# [Task to complete]
Where a line holds the word "ylabel", copy that line.

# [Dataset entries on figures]
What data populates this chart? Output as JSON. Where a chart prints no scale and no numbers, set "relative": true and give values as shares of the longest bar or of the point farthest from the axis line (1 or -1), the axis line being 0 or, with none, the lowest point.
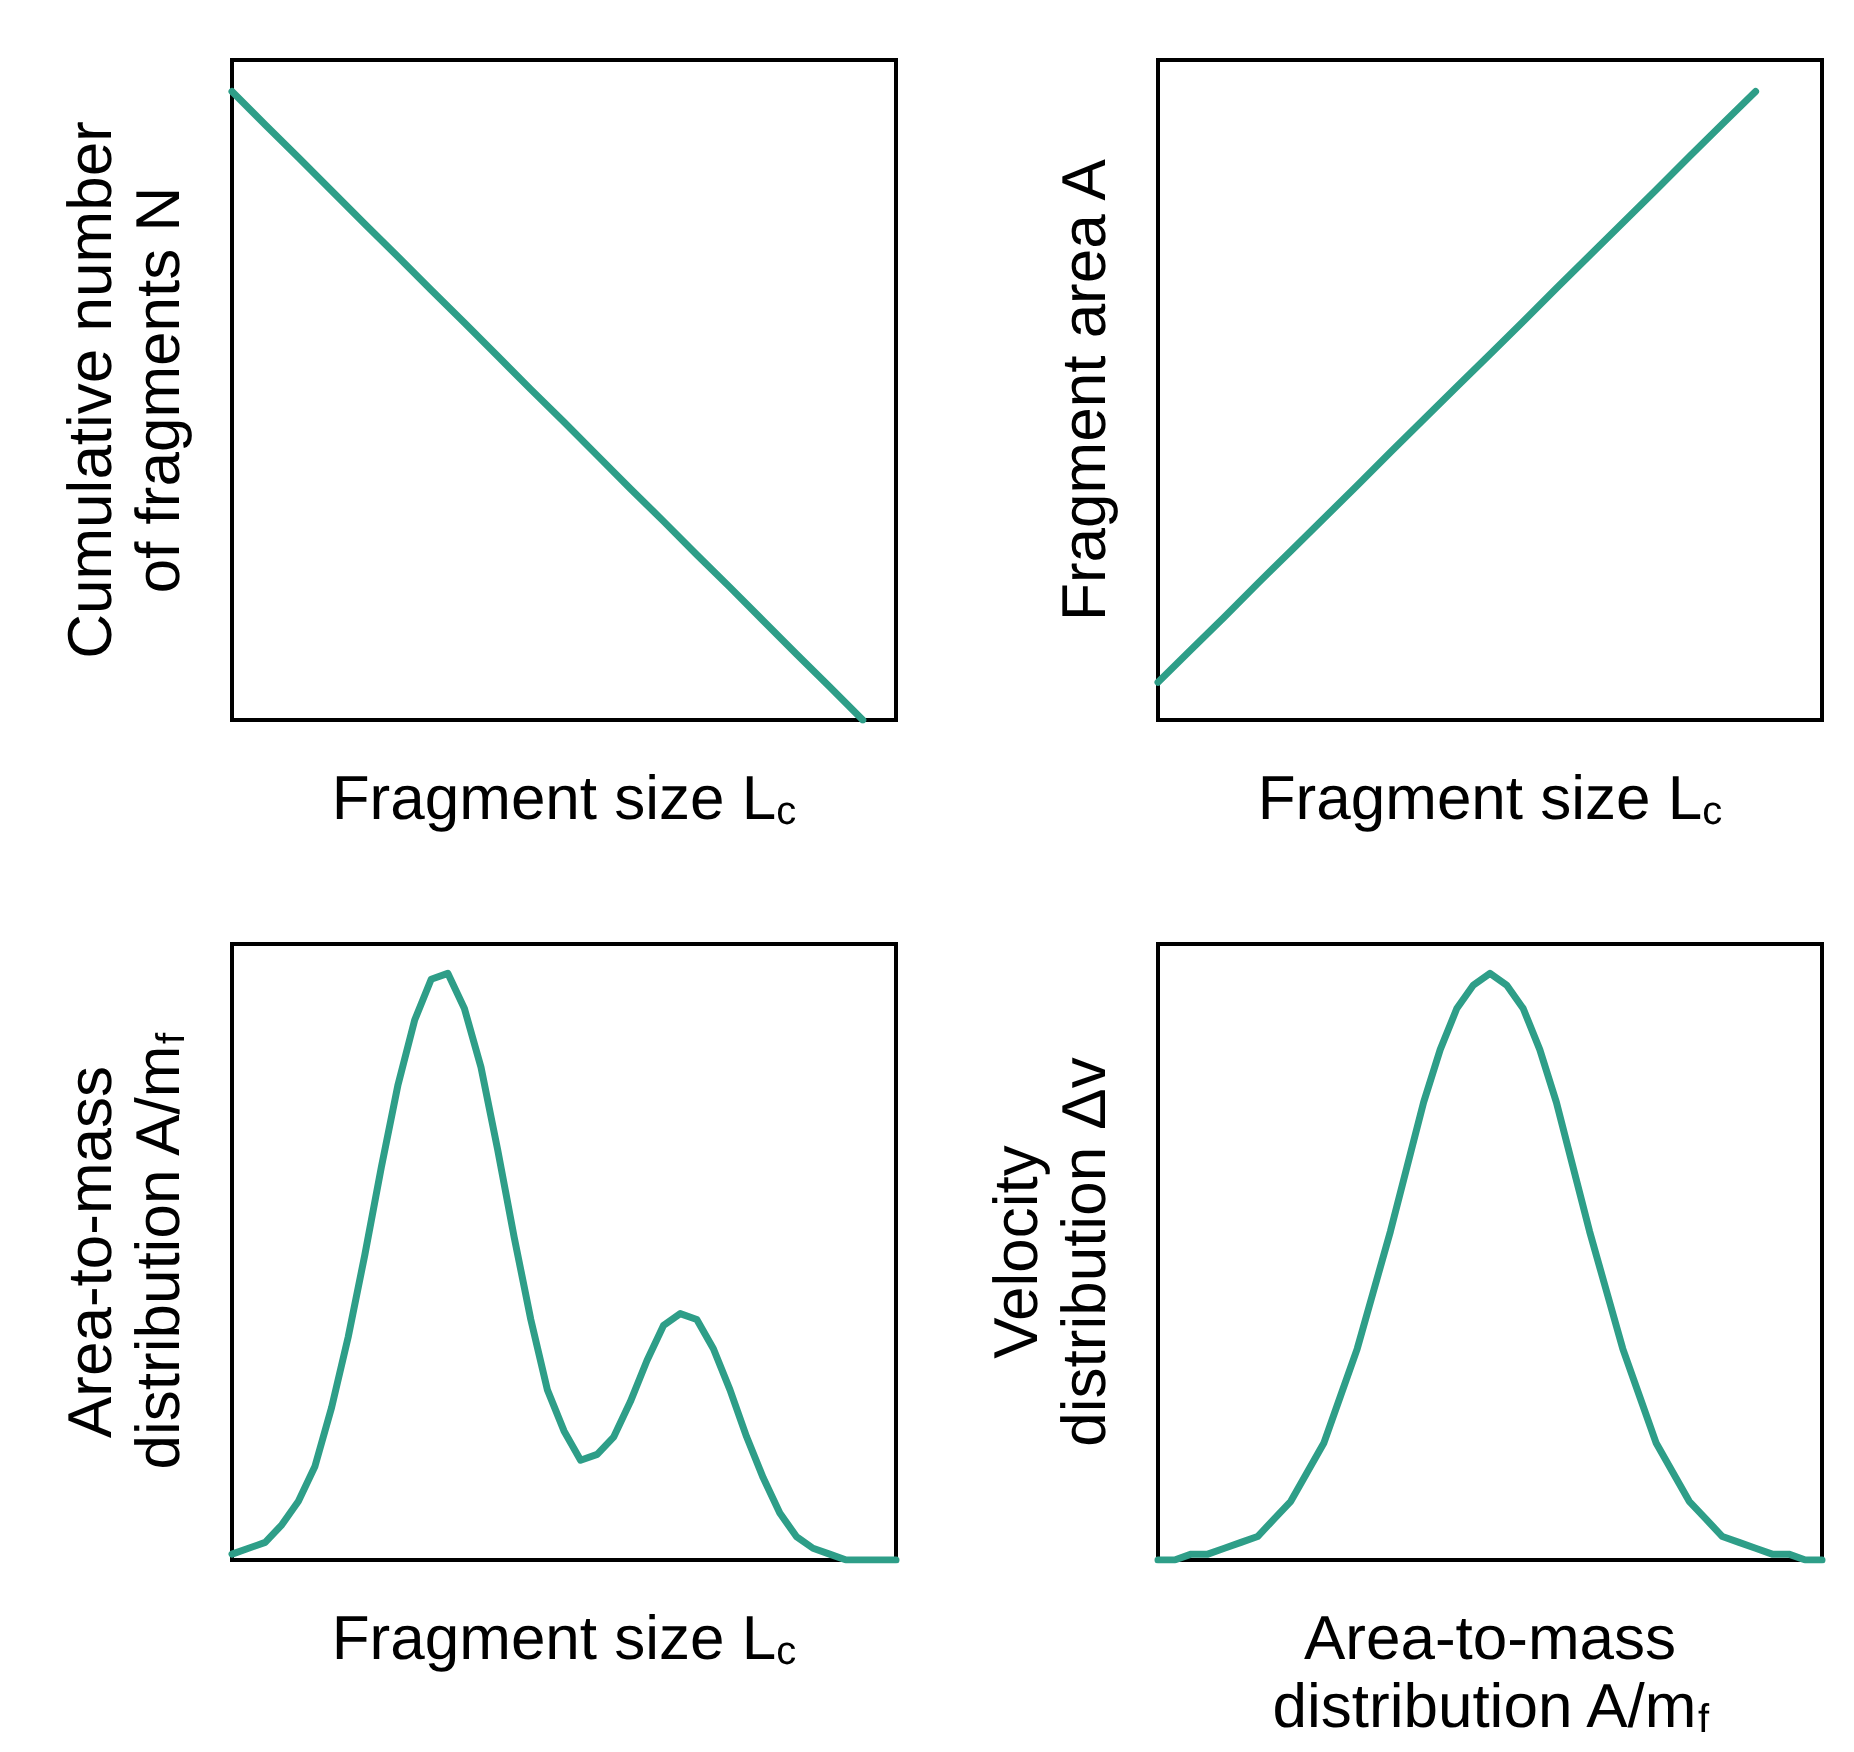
{
  "chart_data": [
    {
      "type": "line",
      "relative": true,
      "xlabel": "Fragment size L$_{c}$",
      "ylabel": "Cumulative number of fragments N",
      "color": "#2e9e88",
      "categories": [
        null,
        null,
        null,
        null,
        null,
        null,
        null,
        null,
        null,
        null,
        null,
        null,
        null,
        null,
        null,
        null,
        null,
        null,
        null,
        null,
        null
      ],
      "values": [
        1,
        0.947,
        0.895,
        0.842,
        0.789,
        0.737,
        0.684,
        0.632,
        0.579,
        0.526,
        0.474,
        0.421,
        0.368,
        0.316,
        0.263,
        0.211,
        0.158,
        0.105,
        0.053,
        0,
        null
      ]
    },
    {
      "type": "line",
      "relative": true,
      "xlabel": "Fragment size L$_{c}$",
      "ylabel": "Fragment area A",
      "color": "#2e9e88",
      "categories": [
        null,
        null,
        null,
        null,
        null,
        null,
        null,
        null,
        null,
        null,
        null,
        null,
        null,
        null,
        null,
        null,
        null,
        null,
        null,
        null,
        null
      ],
      "values": [
        0.06,
        0.112,
        0.164,
        0.217,
        0.269,
        0.321,
        0.373,
        0.426,
        0.478,
        0.53,
        0.582,
        0.634,
        0.687,
        0.739,
        0.791,
        0.843,
        0.896,
        0.948,
        1,
        null,
        null
      ]
    },
    {
      "type": "line",
      "relative": true,
      "xlabel": "Fragment size L$_{c}$",
      "ylabel": "Area-to-mass distribution A/m$_{f}$",
      "color": "#2e9e88",
      "categories": [
        null,
        null,
        null,
        null,
        null,
        null,
        null,
        null,
        null,
        null,
        null,
        null,
        null,
        null,
        null,
        null,
        null,
        null,
        null,
        null,
        null,
        null,
        null,
        null,
        null,
        null,
        null,
        null,
        null,
        null,
        null,
        null,
        null,
        null,
        null,
        null,
        null,
        null,
        null,
        null,
        null
      ],
      "values": [
        0.01,
        0.02,
        0.03,
        0.06,
        0.1,
        0.16,
        0.26,
        0.38,
        0.52,
        0.67,
        0.81,
        0.92,
        0.99,
        1,
        0.94,
        0.84,
        0.7,
        0.55,
        0.41,
        0.29,
        0.22,
        0.17,
        0.18,
        0.21,
        0.27,
        0.34,
        0.4,
        0.42,
        0.41,
        0.36,
        0.29,
        0.21,
        0.14,
        0.08,
        0.04,
        0.02,
        0.01,
        0,
        0,
        0,
        0
      ]
    },
    {
      "type": "line",
      "relative": true,
      "xlabel": "Area-to-mass distribution A/m$_{f}$",
      "ylabel": "Velocity distribution Δv",
      "color": "#2e9e88",
      "categories": [
        null,
        null,
        null,
        null,
        null,
        null,
        null,
        null,
        null,
        null,
        null,
        null,
        null,
        null,
        null,
        null,
        null,
        null,
        null,
        null,
        null,
        null,
        null,
        null,
        null,
        null,
        null,
        null,
        null,
        null,
        null,
        null,
        null,
        null,
        null,
        null,
        null,
        null,
        null,
        null,
        null
      ],
      "values": [
        0,
        0,
        0.01,
        0.01,
        0.02,
        0.03,
        0.04,
        0.07,
        0.1,
        0.15,
        0.2,
        0.28,
        0.36,
        0.46,
        0.56,
        0.67,
        0.78,
        0.87,
        0.94,
        0.98,
        1,
        0.98,
        0.94,
        0.87,
        0.78,
        0.67,
        0.56,
        0.46,
        0.36,
        0.28,
        0.2,
        0.15,
        0.1,
        0.07,
        0.04,
        0.03,
        0.02,
        0.01,
        0.01,
        0,
        0
      ]
    }
  ]
}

# [Task output]
      "ylabel": "Cumulative number of fragments N",
      "ylabel": "Fragment area A",
      "ylabel": "Area-to-mass distribution A/m$_{f}$",
      "ylabel": "Velocity distribution Δv",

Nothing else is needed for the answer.